■ **Records shown**:
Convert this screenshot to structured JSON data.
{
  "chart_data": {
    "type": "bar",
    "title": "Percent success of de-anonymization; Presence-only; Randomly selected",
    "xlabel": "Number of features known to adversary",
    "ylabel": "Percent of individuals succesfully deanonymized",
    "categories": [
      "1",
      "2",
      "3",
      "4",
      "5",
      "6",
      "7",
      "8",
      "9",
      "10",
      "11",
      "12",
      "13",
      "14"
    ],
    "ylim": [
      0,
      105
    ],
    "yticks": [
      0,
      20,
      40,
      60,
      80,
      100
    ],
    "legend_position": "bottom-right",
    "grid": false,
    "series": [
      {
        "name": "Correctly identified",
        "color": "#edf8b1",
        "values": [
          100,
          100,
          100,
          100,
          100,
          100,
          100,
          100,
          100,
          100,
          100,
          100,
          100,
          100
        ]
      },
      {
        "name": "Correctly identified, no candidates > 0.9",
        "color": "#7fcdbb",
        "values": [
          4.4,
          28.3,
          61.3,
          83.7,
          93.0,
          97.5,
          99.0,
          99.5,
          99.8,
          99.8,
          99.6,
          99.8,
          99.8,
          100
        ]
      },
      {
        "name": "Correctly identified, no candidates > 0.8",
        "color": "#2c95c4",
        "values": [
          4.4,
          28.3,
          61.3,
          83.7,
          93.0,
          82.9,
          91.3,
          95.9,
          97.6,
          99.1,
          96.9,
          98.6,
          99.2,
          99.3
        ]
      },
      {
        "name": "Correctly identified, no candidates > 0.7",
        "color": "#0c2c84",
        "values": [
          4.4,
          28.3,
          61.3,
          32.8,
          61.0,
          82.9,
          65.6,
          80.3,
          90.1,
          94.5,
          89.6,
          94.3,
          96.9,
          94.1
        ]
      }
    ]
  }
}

■ **Short task**: Extract each line from the listing that holds the word "color".

■ **Exercise response**:
        "color": "#edf8b1",
        "color": "#7fcdbb",
        "color": "#2c95c4",
        "color": "#0c2c84",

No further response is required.